* SUPPLIED MATERIAL:
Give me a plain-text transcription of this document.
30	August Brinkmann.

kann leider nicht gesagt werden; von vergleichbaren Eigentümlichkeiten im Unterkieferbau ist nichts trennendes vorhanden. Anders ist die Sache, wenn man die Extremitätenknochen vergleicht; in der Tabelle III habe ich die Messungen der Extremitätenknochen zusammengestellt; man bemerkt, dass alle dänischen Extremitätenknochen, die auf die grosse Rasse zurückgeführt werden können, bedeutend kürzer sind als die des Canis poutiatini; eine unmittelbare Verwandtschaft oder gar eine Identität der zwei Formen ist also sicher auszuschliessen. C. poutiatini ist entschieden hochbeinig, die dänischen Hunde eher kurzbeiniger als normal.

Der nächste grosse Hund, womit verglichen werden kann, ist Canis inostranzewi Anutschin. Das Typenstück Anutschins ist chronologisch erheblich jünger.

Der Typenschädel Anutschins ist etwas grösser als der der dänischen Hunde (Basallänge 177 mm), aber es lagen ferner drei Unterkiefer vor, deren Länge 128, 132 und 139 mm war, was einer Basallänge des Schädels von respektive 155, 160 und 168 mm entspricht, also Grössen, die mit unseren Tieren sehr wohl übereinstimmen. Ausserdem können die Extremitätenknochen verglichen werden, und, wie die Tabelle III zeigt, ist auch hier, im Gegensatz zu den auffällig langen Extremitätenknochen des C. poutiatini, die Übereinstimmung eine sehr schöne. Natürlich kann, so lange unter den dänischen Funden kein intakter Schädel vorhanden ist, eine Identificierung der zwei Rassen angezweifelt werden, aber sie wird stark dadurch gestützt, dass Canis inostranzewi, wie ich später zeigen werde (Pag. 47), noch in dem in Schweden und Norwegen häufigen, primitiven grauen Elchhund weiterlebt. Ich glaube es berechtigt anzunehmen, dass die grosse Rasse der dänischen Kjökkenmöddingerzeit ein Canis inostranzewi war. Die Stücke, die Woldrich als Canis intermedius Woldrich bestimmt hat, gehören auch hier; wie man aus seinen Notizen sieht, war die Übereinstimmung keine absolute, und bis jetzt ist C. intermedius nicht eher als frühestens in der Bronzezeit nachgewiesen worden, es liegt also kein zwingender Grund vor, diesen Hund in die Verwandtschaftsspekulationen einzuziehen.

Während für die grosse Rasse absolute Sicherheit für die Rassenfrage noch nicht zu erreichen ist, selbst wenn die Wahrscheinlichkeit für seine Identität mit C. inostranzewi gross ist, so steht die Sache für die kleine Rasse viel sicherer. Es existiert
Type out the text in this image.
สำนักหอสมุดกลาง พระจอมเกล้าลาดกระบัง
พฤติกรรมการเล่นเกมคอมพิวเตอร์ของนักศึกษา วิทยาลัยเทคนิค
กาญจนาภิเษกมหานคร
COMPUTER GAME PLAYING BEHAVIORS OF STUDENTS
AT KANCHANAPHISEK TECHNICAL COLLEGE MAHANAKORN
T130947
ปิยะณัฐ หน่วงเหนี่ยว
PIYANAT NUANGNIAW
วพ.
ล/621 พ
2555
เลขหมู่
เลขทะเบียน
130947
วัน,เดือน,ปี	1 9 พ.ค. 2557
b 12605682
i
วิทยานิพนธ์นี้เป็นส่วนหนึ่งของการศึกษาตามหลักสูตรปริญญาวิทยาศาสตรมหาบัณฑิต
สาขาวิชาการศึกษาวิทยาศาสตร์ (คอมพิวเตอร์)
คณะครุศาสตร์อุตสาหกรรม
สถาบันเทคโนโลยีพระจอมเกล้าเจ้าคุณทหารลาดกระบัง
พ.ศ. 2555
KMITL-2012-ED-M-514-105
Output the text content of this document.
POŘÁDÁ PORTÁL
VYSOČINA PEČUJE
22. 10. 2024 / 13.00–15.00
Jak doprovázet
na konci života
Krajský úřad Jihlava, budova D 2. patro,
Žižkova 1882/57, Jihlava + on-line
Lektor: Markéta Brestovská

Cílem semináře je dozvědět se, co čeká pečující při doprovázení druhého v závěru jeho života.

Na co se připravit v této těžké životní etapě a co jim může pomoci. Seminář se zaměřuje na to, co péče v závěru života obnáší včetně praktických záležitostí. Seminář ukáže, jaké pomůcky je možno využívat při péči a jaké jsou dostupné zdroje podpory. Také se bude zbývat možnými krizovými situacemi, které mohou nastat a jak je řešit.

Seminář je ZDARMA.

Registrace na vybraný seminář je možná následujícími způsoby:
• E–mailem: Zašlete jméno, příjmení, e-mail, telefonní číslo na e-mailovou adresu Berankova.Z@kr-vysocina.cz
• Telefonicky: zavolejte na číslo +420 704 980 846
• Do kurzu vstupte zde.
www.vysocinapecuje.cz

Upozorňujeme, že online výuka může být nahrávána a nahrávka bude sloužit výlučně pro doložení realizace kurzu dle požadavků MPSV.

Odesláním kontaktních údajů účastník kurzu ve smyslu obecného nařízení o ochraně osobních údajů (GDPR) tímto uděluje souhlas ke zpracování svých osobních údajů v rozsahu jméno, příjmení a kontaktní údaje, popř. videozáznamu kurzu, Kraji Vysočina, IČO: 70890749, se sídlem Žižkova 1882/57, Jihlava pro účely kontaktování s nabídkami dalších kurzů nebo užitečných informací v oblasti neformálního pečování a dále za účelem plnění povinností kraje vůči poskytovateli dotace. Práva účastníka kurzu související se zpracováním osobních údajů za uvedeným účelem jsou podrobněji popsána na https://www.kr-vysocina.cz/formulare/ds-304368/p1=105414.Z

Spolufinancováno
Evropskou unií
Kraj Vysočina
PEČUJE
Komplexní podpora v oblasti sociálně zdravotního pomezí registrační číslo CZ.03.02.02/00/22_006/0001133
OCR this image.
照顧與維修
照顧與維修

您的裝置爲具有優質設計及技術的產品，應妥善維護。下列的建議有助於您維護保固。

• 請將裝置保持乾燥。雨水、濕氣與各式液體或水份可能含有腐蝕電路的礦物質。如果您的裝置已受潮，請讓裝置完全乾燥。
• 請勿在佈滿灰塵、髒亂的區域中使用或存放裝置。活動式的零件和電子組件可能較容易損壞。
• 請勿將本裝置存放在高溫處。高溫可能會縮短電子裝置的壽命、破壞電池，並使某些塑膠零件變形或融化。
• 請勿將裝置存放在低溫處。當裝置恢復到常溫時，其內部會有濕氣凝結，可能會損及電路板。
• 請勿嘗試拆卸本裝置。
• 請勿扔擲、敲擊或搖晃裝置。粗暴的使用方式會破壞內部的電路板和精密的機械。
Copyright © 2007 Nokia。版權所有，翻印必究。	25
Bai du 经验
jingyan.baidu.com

* WORK INSTRUCTIONS: Give the material above again, word for word.

* WRITTEN REPLY:
Give me a plain-text transcription of this document.
30	August Brinkmann.

kann leider nicht gesagt werden; von vergleichbaren Eigentümlichkeiten im Unterkieferbau ist nichts trennendes vorhanden. Anders ist die Sache, wenn man die Extremitätenknochen vergleicht; in der Tabelle III habe ich die Messungen der Extremitätenknochen zusammengestellt; man bemerkt, dass alle dänischen Extremitätenknochen, die auf die grosse Rasse zurückgeführt werden können, bedeutend kürzer sind als die des Canis poutiatini; eine unmittelbare Verwandtschaft oder gar eine Identität der zwei Formen ist also sicher auszuschliessen. C. poutiatini ist entschieden hochbeinig, die dänischen Hunde eher kurzbeiniger als normal.

Der nächste grosse Hund, womit verglichen werden kann, ist Canis inostranzewi Anutschin. Das Typenstück Anutschins ist chronologisch erheblich jünger.

Der Typenschädel Anutschins ist etwas grösser als der der dänischen Hunde (Basallänge 177 mm), aber es lagen ferner drei Unterkiefer vor, deren Länge 128, 132 und 139 mm war, was einer Basallänge des Schädels von respektive 155, 160 und 168 mm entspricht, also Grössen, die mit unseren Tieren sehr wohl übereinstimmen. Ausserdem können die Extremitätenknochen verglichen werden, und, wie die Tabelle III zeigt, ist auch hier, im Gegensatz zu den auffällig langen Extremitätenknochen des C. poutiatini, die Übereinstimmung eine sehr schöne. Natürlich kann, so lange unter den dänischen Funden kein intakter Schädel vorhanden ist, eine Identificierung der zwei Rassen angezweifelt werden, aber sie wird stark dadurch gestützt, dass Canis inostranzewi, wie ich später zeigen werde (Pag. 47), noch in dem in Schweden und Norwegen häufigen, primitiven grauen Elchhund weiterlebt. Ich glaube es berechtigt anzunehmen, dass die grosse Rasse der dänischen Kjökkenmöddingerzeit ein Canis inostranzewi war. Die Stücke, die Woldrich als Canis intermedius Woldrich bestimmt hat, gehören auch hier; wie man aus seinen Notizen sieht, war die Übereinstimmung keine absolute, und bis jetzt ist C. intermedius nicht eher als frühestens in der Bronzezeit nachgewiesen worden, es liegt also kein zwingender Grund vor, diesen Hund in die Verwandtschaftsspekulationen einzuziehen.

Während für die grosse Rasse absolute Sicherheit für die Rassenfrage noch nicht zu erreichen ist, selbst wenn die Wahrscheinlichkeit für seine Identität mit C. inostranzewi gross ist, so steht die Sache für die kleine Rasse viel sicherer. Es existiert
Type out the text in this image.
สำนักหอสมุดกลาง พระจอมเกล้าลาดกระบัง
พฤติกรรมการเล่นเกมคอมพิวเตอร์ของนักศึกษา วิทยาลัยเทคนิค
กาญจนาภิเษกมหานคร
COMPUTER GAME PLAYING BEHAVIORS OF STUDENTS
AT KANCHANAPHISEK TECHNICAL COLLEGE MAHANAKORN
T130947
ปิยะณัฐ หน่วงเหนี่ยว
PIYANAT NUANGNIAW
วพ.
ล/621 พ
2555
เลขหมู่
เลขทะเบียน
130947
วัน,เดือน,ปี	1 9 พ.ค. 2557
b 12605682
i
วิทยานิพนธ์นี้เป็นส่วนหนึ่งของการศึกษาตามหลักสูตรปริญญาวิทยาศาสตรมหาบัณฑิต
สาขาวิชาการศึกษาวิทยาศาสตร์ (คอมพิวเตอร์)
คณะครุศาสตร์อุตสาหกรรม
สถาบันเทคโนโลยีพระจอมเกล้าเจ้าคุณทหารลาดกระบัง
พ.ศ. 2555
KMITL-2012-ED-M-514-105
Output the text content of this document.
POŘÁDÁ PORTÁL
VYSOČINA PEČUJE
22. 10. 2024 / 13.00–15.00
Jak doprovázet
na konci života
Krajský úřad Jihlava, budova D 2. patro,
Žižkova 1882/57, Jihlava + on-line
Lektor: Markéta Brestovská

Cílem semináře je dozvědět se, co čeká pečující při doprovázení druhého v závěru jeho života.

Na co se připravit v této těžké životní etapě a co jim může pomoci. Seminář se zaměřuje na to, co péče v závěru života obnáší včetně praktických záležitostí. Seminář ukáže, jaké pomůcky je možno využívat při péči a jaké jsou dostupné zdroje podpory. Také se bude zbývat možnými krizovými situacemi, které mohou nastat a jak je řešit.

Seminář je ZDARMA.

Registrace na vybraný seminář je možná následujícími způsoby:
• E–mailem: Zašlete jméno, příjmení, e-mail, telefonní číslo na e-mailovou adresu Berankova.Z@kr-vysocina.cz
• Telefonicky: zavolejte na číslo +420 704 980 846
• Do kurzu vstupte zde.
www.vysocinapecuje.cz

Upozorňujeme, že online výuka může být nahrávána a nahrávka bude sloužit výlučně pro doložení realizace kurzu dle požadavků MPSV.

Odesláním kontaktních údajů účastník kurzu ve smyslu obecného nařízení o ochraně osobních údajů (GDPR) tímto uděluje souhlas ke zpracování svých osobních údajů v rozsahu jméno, příjmení a kontaktní údaje, popř. videozáznamu kurzu, Kraji Vysočina, IČO: 70890749, se sídlem Žižkova 1882/57, Jihlava pro účely kontaktování s nabídkami dalších kurzů nebo užitečných informací v oblasti neformálního pečování a dále za účelem plnění povinností kraje vůči poskytovateli dotace. Práva účastníka kurzu související se zpracováním osobních údajů za uvedeným účelem jsou podrobněji popsána na https://www.kr-vysocina.cz/formulare/ds-304368/p1=105414.Z

Spolufinancováno
Evropskou unií
Kraj Vysočina
PEČUJE
Komplexní podpora v oblasti sociálně zdravotního pomezí registrační číslo CZ.03.02.02/00/22_006/0001133
OCR this image.
照顧與維修
照顧與維修

您的裝置爲具有優質設計及技術的產品，應妥善維護。下列的建議有助於您維護保固。

• 請將裝置保持乾燥。雨水、濕氣與各式液體或水份可能含有腐蝕電路的礦物質。如果您的裝置已受潮，請讓裝置完全乾燥。
• 請勿在佈滿灰塵、髒亂的區域中使用或存放裝置。活動式的零件和電子組件可能較容易損壞。
• 請勿將本裝置存放在高溫處。高溫可能會縮短電子裝置的壽命、破壞電池，並使某些塑膠零件變形或融化。
• 請勿將裝置存放在低溫處。當裝置恢復到常溫時，其內部會有濕氣凝結，可能會損及電路板。
• 請勿嘗試拆卸本裝置。
• 請勿扔擲、敲擊或搖晃裝置。粗暴的使用方式會破壞內部的電路板和精密的機械。
Copyright © 2007 Nokia。版權所有，翻印必究。	25
Bai du 经验
jingyan.baidu.com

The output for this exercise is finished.